Records that describe figures:
◇ ◇ ◇ ◇ ◇ ◇ ◇

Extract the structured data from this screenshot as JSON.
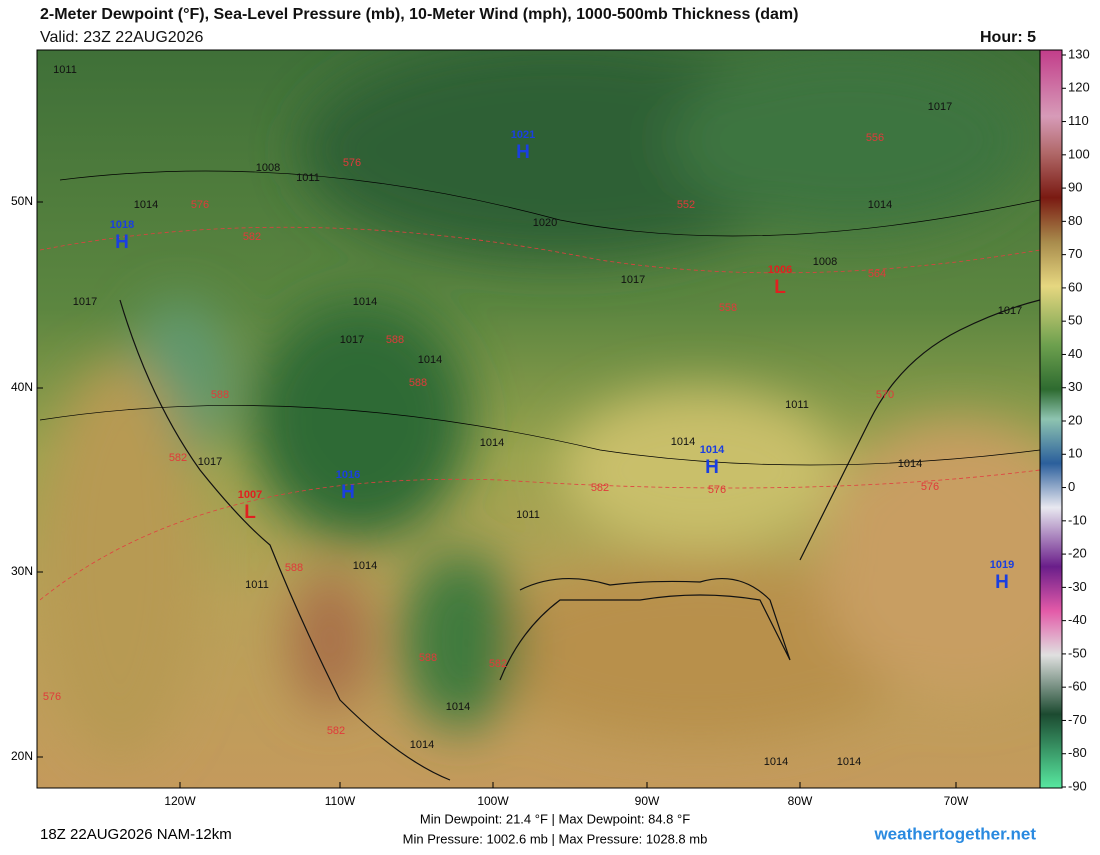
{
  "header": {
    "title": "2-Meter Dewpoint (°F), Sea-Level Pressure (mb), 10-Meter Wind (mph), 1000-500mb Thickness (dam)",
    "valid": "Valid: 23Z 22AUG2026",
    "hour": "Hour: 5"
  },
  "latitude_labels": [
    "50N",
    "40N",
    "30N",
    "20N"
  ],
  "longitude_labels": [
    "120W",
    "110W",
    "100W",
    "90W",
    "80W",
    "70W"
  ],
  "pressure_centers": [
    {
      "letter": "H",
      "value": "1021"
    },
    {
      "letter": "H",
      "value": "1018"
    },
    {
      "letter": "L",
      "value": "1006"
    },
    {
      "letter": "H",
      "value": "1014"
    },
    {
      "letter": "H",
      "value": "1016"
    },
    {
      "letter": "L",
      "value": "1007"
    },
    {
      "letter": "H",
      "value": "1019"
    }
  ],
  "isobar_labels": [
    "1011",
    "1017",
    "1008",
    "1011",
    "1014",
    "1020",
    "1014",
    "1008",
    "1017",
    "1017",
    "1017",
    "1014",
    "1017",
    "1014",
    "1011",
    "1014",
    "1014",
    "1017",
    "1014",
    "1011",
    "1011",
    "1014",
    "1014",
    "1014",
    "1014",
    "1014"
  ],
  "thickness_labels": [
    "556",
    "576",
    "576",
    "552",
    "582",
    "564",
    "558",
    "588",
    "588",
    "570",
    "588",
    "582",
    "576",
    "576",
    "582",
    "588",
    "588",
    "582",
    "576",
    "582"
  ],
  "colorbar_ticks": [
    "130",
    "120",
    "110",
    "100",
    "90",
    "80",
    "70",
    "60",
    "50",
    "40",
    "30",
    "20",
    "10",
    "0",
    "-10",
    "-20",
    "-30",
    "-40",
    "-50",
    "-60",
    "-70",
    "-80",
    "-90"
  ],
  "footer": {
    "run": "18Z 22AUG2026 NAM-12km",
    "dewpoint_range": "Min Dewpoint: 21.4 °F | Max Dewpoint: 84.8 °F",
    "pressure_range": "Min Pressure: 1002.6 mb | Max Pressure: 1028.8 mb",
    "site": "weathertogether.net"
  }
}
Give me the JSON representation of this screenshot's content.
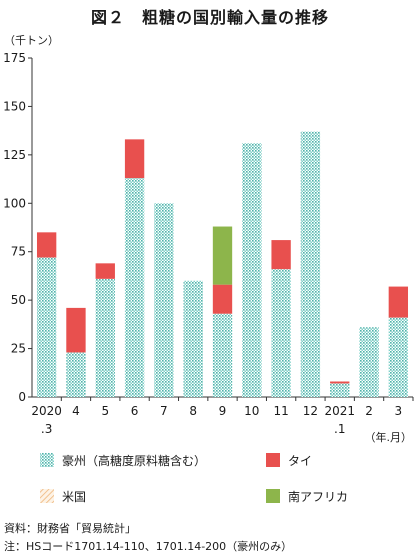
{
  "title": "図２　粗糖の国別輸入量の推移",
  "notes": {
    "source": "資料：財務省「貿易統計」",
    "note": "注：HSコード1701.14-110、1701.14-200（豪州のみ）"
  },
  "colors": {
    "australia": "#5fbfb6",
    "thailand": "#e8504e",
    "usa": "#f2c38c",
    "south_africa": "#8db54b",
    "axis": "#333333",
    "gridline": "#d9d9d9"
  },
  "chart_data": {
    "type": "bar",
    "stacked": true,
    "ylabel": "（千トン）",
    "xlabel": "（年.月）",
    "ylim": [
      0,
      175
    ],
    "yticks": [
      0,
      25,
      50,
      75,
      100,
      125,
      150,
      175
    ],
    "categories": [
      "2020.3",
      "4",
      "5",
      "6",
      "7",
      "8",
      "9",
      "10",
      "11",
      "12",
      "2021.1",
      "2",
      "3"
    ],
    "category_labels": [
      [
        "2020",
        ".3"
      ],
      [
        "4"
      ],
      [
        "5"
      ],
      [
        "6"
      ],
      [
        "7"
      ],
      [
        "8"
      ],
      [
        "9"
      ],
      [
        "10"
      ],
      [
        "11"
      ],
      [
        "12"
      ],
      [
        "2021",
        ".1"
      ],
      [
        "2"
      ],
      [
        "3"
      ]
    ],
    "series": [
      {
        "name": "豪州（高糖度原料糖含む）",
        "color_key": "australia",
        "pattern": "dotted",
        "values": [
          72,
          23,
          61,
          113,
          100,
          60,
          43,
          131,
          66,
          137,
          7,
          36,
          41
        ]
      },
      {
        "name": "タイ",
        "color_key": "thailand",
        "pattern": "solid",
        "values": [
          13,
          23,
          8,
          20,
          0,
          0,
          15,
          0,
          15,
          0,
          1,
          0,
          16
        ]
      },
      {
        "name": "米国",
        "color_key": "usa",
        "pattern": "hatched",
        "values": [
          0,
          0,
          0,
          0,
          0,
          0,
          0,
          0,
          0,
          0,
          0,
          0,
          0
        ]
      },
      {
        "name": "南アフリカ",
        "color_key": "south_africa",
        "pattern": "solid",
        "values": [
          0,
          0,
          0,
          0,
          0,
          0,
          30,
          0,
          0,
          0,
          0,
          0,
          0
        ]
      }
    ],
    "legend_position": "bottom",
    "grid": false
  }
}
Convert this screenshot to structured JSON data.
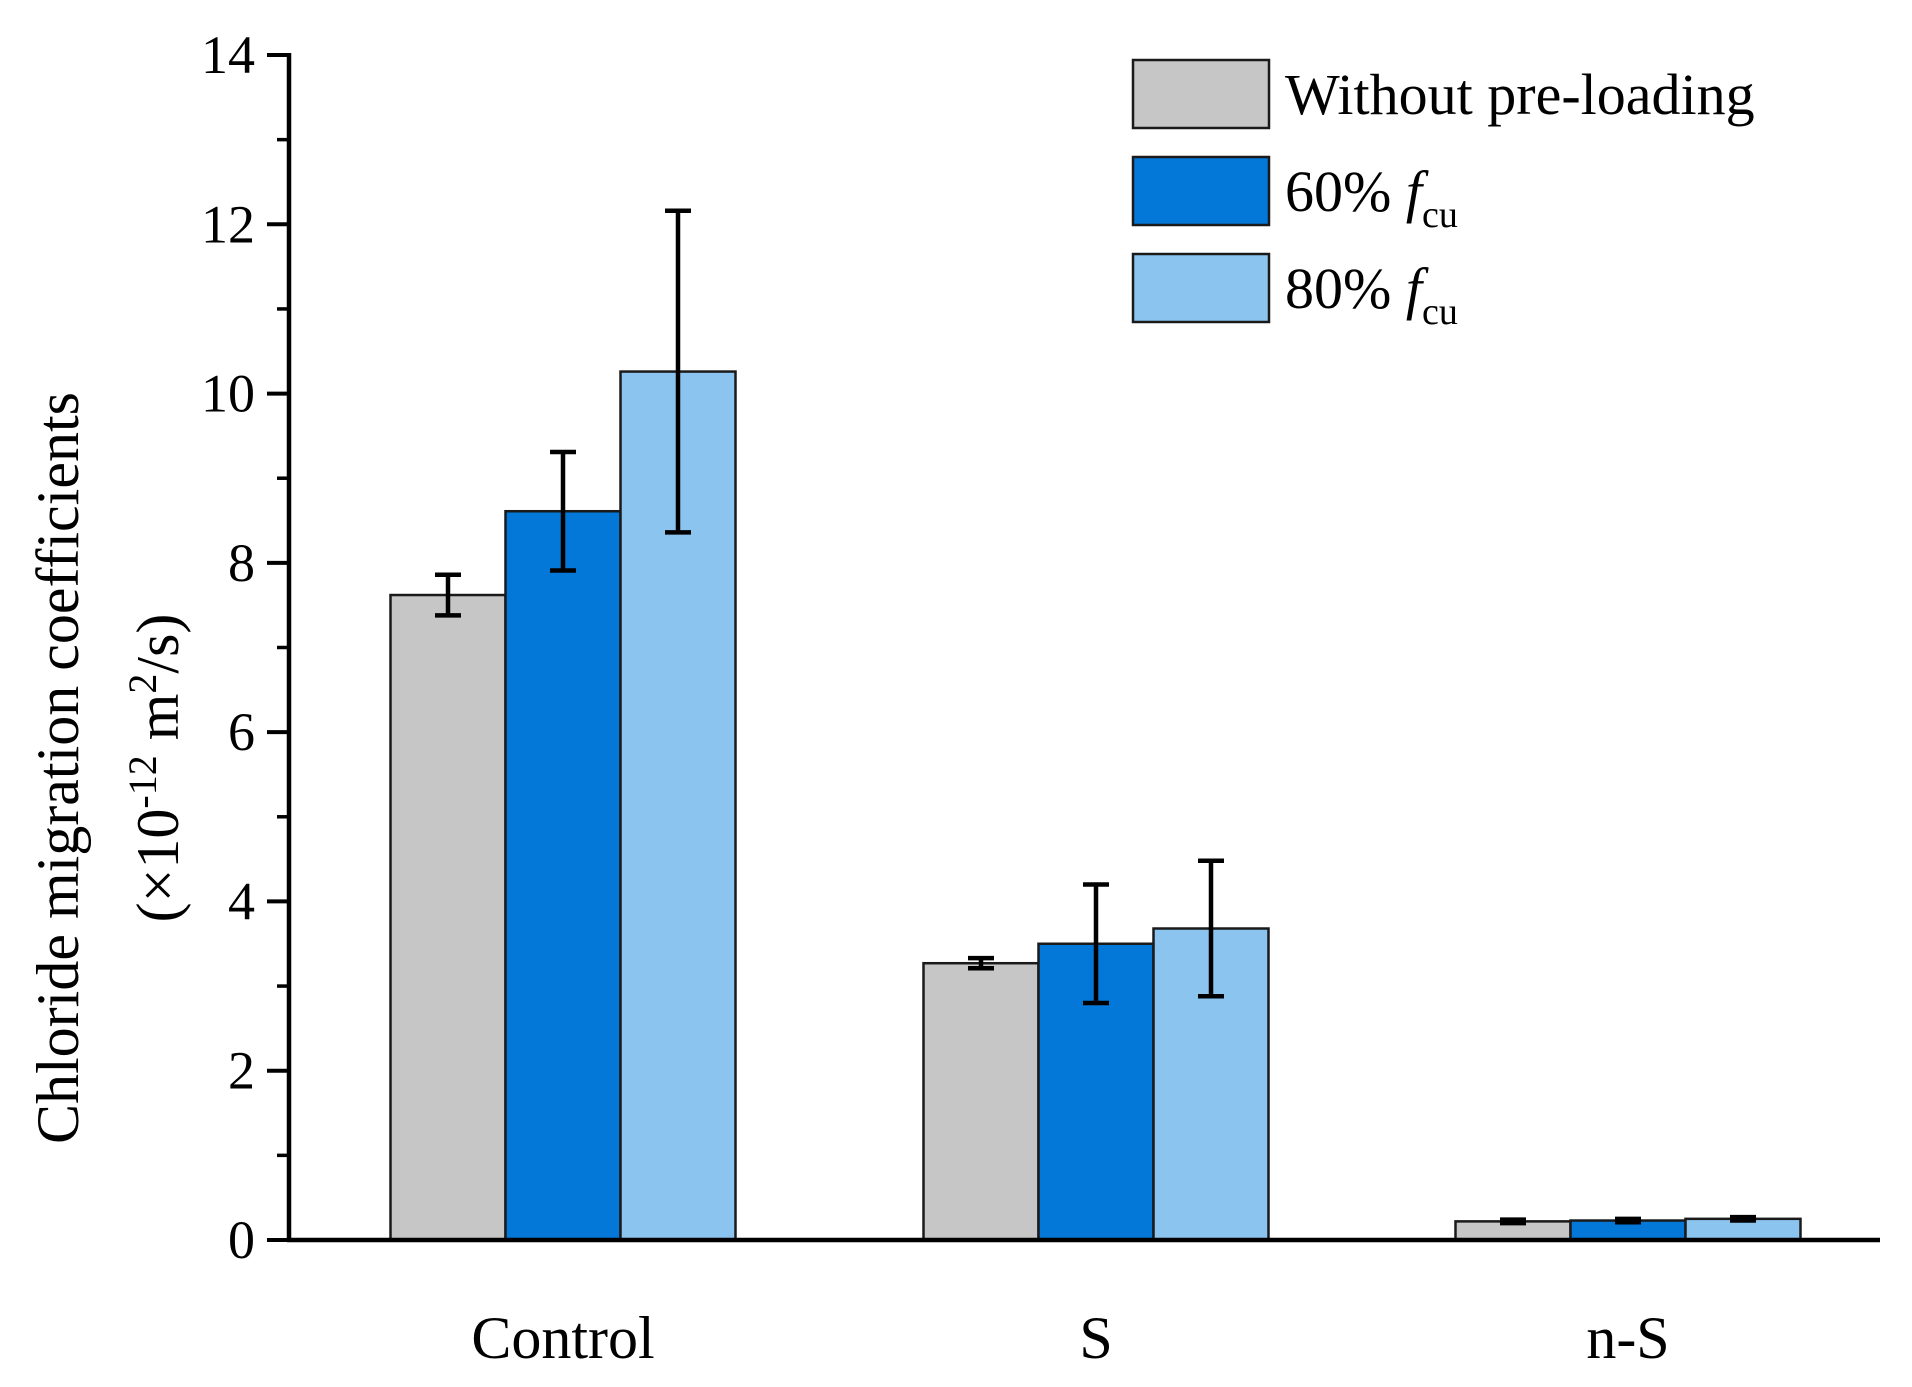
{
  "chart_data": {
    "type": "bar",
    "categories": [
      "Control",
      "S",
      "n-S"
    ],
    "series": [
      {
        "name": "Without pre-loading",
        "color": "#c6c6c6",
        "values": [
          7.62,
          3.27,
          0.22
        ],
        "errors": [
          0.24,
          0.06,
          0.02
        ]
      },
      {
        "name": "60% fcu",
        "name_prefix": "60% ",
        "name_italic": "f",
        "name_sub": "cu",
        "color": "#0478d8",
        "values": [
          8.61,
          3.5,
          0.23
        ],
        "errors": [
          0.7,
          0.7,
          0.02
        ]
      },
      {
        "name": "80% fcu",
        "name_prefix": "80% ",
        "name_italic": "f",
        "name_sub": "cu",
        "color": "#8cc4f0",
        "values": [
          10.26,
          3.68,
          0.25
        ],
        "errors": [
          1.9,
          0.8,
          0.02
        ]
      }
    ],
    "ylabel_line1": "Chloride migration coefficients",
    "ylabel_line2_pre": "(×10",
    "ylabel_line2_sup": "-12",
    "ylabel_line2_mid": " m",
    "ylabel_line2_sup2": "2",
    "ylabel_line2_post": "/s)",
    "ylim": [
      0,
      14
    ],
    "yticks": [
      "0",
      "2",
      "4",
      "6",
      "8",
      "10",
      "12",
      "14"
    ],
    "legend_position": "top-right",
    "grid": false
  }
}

◇ ◇ ◇ ◇ ◇ ◇ ◇

## Problem to work on
Copy the records above exactly. The pictures are not part of the copy.

## Answer to the problem
Extract the structured data from this screenshot as JSON.
{
  "header": {
    "title": "2-Meter Dewpoint (°F), Sea-Level Pressure (mb), 10-Meter Wind (mph), 1000-500mb Thickness (dam)",
    "valid": "Valid: 23Z 22AUG2026",
    "hour": "Hour: 5"
  },
  "latitude_labels": [
    "50N",
    "40N",
    "30N",
    "20N"
  ],
  "longitude_labels": [
    "120W",
    "110W",
    "100W",
    "90W",
    "80W",
    "70W"
  ],
  "pressure_centers": [
    {
      "letter": "H",
      "value": "1021"
    },
    {
      "letter": "H",
      "value": "1018"
    },
    {
      "letter": "L",
      "value": "1006"
    },
    {
      "letter": "H",
      "value": "1014"
    },
    {
      "letter": "H",
      "value": "1016"
    },
    {
      "letter": "L",
      "value": "1007"
    },
    {
      "letter": "H",
      "value": "1019"
    }
  ],
  "isobar_labels": [
    "1011",
    "1017",
    "1008",
    "1011",
    "1014",
    "1020",
    "1014",
    "1008",
    "1017",
    "1017",
    "1017",
    "1014",
    "1017",
    "1014",
    "1011",
    "1014",
    "1014",
    "1017",
    "1014",
    "1011",
    "1011",
    "1014",
    "1014",
    "1014",
    "1014",
    "1014"
  ],
  "thickness_labels": [
    "556",
    "576",
    "576",
    "552",
    "582",
    "564",
    "558",
    "588",
    "588",
    "570",
    "588",
    "582",
    "576",
    "576",
    "582",
    "588",
    "588",
    "582",
    "576",
    "582"
  ],
  "colorbar_ticks": [
    "130",
    "120",
    "110",
    "100",
    "90",
    "80",
    "70",
    "60",
    "50",
    "40",
    "30",
    "20",
    "10",
    "0",
    "-10",
    "-20",
    "-30",
    "-40",
    "-50",
    "-60",
    "-70",
    "-80",
    "-90"
  ],
  "footer": {
    "run": "18Z 22AUG2026 NAM-12km",
    "dewpoint_range": "Min Dewpoint: 21.4 °F | Max Dewpoint: 84.8 °F",
    "pressure_range": "Min Pressure: 1002.6 mb | Max Pressure: 1028.8 mb",
    "site": "weathertogether.net"
  }
}
Give me the JSON representation of this screenshot's content.
{
  "title": "図２　粗糖の国別輸入量の推移",
  "notes": {
    "source": "資料：財務省「貿易統計」",
    "note": "注：HSコード1701.14-110、1701.14-200（豪州のみ）"
  },
  "colors": {
    "australia": "#5fbfb6",
    "thailand": "#e8504e",
    "usa": "#f2c38c",
    "south_africa": "#8db54b",
    "axis": "#333333",
    "gridline": "#d9d9d9"
  },
  "chart_data": {
    "type": "bar",
    "stacked": true,
    "ylabel": "（千トン）",
    "xlabel": "（年.月）",
    "ylim": [
      0,
      175
    ],
    "yticks": [
      0,
      25,
      50,
      75,
      100,
      125,
      150,
      175
    ],
    "categories": [
      "2020.3",
      "4",
      "5",
      "6",
      "7",
      "8",
      "9",
      "10",
      "11",
      "12",
      "2021.1",
      "2",
      "3"
    ],
    "category_labels": [
      [
        "2020",
        ".3"
      ],
      [
        "4"
      ],
      [
        "5"
      ],
      [
        "6"
      ],
      [
        "7"
      ],
      [
        "8"
      ],
      [
        "9"
      ],
      [
        "10"
      ],
      [
        "11"
      ],
      [
        "12"
      ],
      [
        "2021",
        ".1"
      ],
      [
        "2"
      ],
      [
        "3"
      ]
    ],
    "series": [
      {
        "name": "豪州（高糖度原料糖含む）",
        "color_key": "australia",
        "pattern": "dotted",
        "values": [
          72,
          23,
          61,
          113,
          100,
          60,
          43,
          131,
          66,
          137,
          7,
          36,
          41
        ]
      },
      {
        "name": "タイ",
        "color_key": "thailand",
        "pattern": "solid",
        "values": [
          13,
          23,
          8,
          20,
          0,
          0,
          15,
          0,
          15,
          0,
          1,
          0,
          16
        ]
      },
      {
        "name": "米国",
        "color_key": "usa",
        "pattern": "hatched",
        "values": [
          0,
          0,
          0,
          0,
          0,
          0,
          0,
          0,
          0,
          0,
          0,
          0,
          0
        ]
      },
      {
        "name": "南アフリカ",
        "color_key": "south_africa",
        "pattern": "solid",
        "values": [
          0,
          0,
          0,
          0,
          0,
          0,
          30,
          0,
          0,
          0,
          0,
          0,
          0
        ]
      }
    ],
    "legend_position": "bottom",
    "grid": false
  }
}
Convert this screenshot to structured JSON data.
{
  "chart_data": {
    "type": "bar",
    "categories": [
      "Control",
      "S",
      "n-S"
    ],
    "series": [
      {
        "name": "Without pre-loading",
        "color": "#c6c6c6",
        "values": [
          7.62,
          3.27,
          0.22
        ],
        "errors": [
          0.24,
          0.06,
          0.02
        ]
      },
      {
        "name": "60% fcu",
        "name_prefix": "60% ",
        "name_italic": "f",
        "name_sub": "cu",
        "color": "#0478d8",
        "values": [
          8.61,
          3.5,
          0.23
        ],
        "errors": [
          0.7,
          0.7,
          0.02
        ]
      },
      {
        "name": "80% fcu",
        "name_prefix": "80% ",
        "name_italic": "f",
        "name_sub": "cu",
        "color": "#8cc4f0",
        "values": [
          10.26,
          3.68,
          0.25
        ],
        "errors": [
          1.9,
          0.8,
          0.02
        ]
      }
    ],
    "ylabel_line1": "Chloride migration coefficients",
    "ylabel_line2_pre": "(×10",
    "ylabel_line2_sup": "-12",
    "ylabel_line2_mid": " m",
    "ylabel_line2_sup2": "2",
    "ylabel_line2_post": "/s)",
    "ylim": [
      0,
      14
    ],
    "yticks": [
      "0",
      "2",
      "4",
      "6",
      "8",
      "10",
      "12",
      "14"
    ],
    "legend_position": "top-right",
    "grid": false
  }
}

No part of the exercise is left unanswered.